任务简述 1 → 请抄写多肽抗体制备说明中的一段原文，从包含“2、合成多肽与载体的偶联”的词句开始，到“多肽加入偶联好的 BSA-SPDP 体系中室温过夜。”为止。
任务简述 2 → 在多肽抗体制备说明中，SPDP溶解于DMSO后的终浓度是多少？

─── 阅读选段 ───

1、多肽合成
按照多肽合成常规操作合成多肽,HPLC检测纯度为95%。多肽C端增加的半胱氨酸残基用于以其巯基连接于偶联剂上。
2、合成多肽与载体的偶联
载体蛋白选择 BSA/KLH(这里以BSA为例),用 SPDP连接法将合成的多肽与 BSA 进行偶联:4.6mg SPDP 溶解于 740ul DMSO,终浓度为 20mM。0.1008g BSA 溶解于 2ml PBS-EDTA 溶液中,室温静置1h。使用脱盐柱洗脱多余的 SPDP。4mg 多肽加入偶联好的 BSA-SPDP 体系中室温过夜。
3、多抗的制备
选体重 1. 5~2 kg 的健康雄性新西兰大白兔, 按常规操作卡介苗活化其免疫系统。 将偶联的 BSA多肽过滤除菌,100mg(2ml)加等体积的不完全佐剂,充分混悬。在新西兰大白兔背部多点皮下注射,4 周后加强免疫,其后每隔 2 周进行 1 次加强免疫,注射途径与初次免疫相同,共两次后,检测效价。耳源静脉采血、分离血清。
4、多抗的纯化
Protein G 柱分离纯化 IgG 抗体:PBS pH7.4 平衡 Protein G 亲和柱,以 0.1M Gly-HCl pH3.0洗脱, PBS pH7.4透析,分装,-20℃保存。

─── 数据摘录 ───

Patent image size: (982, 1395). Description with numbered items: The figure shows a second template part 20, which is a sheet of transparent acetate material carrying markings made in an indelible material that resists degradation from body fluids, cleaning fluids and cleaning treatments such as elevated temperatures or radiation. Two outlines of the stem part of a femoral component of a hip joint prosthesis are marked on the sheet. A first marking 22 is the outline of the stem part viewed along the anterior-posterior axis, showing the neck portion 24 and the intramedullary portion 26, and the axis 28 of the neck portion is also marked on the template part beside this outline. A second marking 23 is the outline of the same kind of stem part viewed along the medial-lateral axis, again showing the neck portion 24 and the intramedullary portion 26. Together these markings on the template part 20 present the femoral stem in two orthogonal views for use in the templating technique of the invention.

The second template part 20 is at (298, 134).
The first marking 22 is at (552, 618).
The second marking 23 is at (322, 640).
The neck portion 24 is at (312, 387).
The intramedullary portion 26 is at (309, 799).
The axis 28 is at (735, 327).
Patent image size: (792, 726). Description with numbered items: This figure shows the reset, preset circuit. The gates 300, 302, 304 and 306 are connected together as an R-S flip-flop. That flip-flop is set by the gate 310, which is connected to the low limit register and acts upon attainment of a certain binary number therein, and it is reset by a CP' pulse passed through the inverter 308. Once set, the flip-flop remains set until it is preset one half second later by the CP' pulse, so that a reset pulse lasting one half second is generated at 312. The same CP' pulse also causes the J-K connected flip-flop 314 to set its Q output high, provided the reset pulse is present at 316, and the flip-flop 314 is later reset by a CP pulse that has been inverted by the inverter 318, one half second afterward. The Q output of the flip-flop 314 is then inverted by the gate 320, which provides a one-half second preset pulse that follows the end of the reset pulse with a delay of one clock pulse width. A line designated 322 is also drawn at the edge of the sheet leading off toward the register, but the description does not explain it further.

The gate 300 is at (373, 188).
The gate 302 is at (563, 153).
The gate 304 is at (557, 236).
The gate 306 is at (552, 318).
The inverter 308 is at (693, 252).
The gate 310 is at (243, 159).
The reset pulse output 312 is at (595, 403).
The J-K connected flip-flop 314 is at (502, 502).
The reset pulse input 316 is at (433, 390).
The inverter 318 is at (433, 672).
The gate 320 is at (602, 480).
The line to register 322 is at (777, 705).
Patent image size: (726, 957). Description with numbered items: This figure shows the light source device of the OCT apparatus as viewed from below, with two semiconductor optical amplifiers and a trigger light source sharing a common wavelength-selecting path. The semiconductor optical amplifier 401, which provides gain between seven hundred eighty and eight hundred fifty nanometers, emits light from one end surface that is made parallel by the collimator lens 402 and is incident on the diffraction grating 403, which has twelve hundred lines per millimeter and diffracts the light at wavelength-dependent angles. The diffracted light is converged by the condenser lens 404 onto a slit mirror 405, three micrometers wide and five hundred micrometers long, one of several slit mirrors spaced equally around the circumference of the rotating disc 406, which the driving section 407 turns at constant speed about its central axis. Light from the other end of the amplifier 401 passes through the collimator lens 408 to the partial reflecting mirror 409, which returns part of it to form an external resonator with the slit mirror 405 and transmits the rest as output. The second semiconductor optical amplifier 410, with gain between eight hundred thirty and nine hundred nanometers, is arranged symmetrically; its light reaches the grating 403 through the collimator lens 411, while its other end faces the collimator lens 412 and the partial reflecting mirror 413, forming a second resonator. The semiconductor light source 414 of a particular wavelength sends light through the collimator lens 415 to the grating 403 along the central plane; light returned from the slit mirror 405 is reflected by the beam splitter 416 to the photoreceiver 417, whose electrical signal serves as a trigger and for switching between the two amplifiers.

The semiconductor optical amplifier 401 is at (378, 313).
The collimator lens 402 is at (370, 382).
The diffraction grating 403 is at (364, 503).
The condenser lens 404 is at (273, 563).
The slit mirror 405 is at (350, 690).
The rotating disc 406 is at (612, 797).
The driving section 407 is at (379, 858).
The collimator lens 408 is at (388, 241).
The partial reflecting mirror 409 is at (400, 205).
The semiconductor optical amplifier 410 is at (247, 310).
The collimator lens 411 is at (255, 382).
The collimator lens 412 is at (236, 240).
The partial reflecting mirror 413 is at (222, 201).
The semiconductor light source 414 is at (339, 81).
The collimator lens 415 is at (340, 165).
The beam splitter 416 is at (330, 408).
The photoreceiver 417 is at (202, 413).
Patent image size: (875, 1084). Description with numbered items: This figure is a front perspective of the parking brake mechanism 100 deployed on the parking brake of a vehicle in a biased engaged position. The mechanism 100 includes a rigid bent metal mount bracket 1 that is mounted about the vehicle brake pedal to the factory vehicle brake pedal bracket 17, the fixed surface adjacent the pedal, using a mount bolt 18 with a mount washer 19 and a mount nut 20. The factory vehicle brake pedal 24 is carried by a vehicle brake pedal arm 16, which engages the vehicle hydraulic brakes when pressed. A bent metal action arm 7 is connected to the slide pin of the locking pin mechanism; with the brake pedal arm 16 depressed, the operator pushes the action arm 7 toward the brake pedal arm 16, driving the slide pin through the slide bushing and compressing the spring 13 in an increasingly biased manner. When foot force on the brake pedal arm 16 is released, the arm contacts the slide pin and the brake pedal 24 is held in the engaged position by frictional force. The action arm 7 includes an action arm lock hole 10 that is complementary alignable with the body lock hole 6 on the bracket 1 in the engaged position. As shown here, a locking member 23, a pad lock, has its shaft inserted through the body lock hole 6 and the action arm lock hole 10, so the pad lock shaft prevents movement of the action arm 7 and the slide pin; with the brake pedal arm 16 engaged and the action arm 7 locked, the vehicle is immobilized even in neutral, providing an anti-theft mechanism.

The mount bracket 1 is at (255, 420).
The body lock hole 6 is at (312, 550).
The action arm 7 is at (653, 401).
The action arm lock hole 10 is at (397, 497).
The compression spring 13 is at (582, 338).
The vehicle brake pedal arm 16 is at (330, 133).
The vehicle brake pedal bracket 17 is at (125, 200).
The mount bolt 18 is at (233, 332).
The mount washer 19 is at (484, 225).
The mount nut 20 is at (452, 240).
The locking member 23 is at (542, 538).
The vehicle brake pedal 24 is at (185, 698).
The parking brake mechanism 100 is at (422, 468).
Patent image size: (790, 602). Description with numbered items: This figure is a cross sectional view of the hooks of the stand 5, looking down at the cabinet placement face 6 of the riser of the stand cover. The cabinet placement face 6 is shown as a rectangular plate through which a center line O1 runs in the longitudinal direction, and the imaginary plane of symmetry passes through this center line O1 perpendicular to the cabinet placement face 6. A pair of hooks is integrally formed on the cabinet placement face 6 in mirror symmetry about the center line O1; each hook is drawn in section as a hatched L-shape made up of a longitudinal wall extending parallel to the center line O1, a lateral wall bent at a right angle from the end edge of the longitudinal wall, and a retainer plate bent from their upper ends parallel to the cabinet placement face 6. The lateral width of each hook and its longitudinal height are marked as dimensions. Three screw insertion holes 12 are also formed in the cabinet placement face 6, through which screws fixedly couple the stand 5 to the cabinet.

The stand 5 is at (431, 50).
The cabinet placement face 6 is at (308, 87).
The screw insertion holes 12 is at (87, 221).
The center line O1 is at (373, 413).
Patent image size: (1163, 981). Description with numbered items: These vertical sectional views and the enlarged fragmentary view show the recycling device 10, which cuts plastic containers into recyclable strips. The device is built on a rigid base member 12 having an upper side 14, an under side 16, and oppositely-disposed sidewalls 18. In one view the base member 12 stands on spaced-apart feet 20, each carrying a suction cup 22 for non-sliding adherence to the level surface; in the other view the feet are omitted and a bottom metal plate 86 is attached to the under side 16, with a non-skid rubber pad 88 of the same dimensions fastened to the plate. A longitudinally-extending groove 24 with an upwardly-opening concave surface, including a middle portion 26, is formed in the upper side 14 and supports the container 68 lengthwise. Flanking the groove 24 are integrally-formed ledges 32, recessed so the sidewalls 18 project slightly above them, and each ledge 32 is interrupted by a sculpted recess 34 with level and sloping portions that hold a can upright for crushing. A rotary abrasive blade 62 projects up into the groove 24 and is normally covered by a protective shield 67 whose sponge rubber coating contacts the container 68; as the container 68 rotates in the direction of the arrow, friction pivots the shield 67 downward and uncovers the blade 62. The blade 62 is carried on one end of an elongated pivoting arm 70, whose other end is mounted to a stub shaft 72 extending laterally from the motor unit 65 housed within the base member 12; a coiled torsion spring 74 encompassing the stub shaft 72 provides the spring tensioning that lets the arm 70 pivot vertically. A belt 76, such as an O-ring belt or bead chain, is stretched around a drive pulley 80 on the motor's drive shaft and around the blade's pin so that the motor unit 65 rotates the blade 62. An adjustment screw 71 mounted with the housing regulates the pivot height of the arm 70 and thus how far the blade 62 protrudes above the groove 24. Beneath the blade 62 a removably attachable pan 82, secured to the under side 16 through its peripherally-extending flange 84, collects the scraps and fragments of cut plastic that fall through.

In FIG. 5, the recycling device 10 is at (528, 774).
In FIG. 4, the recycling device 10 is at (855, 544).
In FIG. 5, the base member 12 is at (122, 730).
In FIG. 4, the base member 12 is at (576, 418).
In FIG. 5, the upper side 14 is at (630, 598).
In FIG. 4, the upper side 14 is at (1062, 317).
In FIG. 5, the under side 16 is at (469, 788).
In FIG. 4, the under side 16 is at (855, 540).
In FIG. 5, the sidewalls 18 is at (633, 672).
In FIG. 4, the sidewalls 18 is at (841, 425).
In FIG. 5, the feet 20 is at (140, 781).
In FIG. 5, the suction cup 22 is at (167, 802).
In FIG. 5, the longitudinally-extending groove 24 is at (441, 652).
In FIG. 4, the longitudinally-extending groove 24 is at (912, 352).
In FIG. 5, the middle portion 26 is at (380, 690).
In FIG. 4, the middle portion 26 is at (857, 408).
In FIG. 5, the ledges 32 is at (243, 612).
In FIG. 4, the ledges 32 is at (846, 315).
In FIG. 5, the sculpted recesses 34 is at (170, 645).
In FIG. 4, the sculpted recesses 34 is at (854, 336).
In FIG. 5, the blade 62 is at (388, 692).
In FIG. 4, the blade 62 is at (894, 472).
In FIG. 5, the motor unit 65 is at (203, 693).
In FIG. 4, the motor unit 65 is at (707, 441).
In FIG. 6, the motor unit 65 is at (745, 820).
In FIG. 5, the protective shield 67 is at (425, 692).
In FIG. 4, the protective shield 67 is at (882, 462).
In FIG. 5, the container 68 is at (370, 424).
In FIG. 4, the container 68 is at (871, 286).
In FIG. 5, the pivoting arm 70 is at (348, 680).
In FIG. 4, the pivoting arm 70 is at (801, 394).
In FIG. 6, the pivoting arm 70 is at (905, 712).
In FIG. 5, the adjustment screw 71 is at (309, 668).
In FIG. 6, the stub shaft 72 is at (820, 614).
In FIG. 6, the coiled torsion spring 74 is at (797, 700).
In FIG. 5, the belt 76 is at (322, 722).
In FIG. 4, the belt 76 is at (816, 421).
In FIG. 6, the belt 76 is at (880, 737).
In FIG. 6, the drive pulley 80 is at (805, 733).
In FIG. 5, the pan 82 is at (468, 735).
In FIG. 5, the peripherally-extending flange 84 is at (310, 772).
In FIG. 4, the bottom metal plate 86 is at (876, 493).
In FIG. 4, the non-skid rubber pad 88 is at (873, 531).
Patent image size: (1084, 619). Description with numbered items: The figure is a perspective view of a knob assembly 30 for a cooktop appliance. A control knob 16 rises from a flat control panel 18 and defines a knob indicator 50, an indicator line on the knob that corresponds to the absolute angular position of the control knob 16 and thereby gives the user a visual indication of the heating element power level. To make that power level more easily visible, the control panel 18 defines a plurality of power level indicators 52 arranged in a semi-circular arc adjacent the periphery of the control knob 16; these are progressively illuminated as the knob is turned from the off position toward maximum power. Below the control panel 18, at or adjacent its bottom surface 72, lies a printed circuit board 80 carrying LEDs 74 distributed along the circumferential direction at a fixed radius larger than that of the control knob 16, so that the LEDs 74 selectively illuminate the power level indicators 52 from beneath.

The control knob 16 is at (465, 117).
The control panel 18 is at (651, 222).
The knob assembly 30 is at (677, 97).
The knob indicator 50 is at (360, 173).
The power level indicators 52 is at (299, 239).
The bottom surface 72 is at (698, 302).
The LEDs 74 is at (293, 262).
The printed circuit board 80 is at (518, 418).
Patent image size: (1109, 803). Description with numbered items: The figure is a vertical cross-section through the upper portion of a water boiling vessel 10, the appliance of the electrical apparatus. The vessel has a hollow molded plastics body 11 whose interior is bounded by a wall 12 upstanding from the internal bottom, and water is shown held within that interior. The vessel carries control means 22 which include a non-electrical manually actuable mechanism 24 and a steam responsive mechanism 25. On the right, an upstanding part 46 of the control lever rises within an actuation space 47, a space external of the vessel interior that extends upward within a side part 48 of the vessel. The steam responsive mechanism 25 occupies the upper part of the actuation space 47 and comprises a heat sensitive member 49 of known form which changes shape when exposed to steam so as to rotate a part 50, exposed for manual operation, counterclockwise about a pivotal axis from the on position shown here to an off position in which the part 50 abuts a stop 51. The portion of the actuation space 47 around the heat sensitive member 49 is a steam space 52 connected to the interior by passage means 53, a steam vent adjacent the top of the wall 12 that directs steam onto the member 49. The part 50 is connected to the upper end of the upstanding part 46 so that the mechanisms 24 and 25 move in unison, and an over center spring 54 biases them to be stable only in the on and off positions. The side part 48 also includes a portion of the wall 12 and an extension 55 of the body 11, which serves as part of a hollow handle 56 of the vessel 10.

───

回答 1 →
2、合成多肽与载体的偶联
载体蛋白选择 BSA/KLH(这里以BSA为例),用 SPDP连接法将合成的多肽与 BSA 进行偶联:4.6mg SPDP 溶解于 740ul DMSO,终浓度为 20mM。0.1008g BSA 溶解于 2ml PBS-EDTA 溶液中,室温静置1h。使用脱盐柱洗脱多余的 SPDP。4mg 多肽加入偶联好的 BSA-SPDP 体系中室温过夜。

回答 2 → 20mM。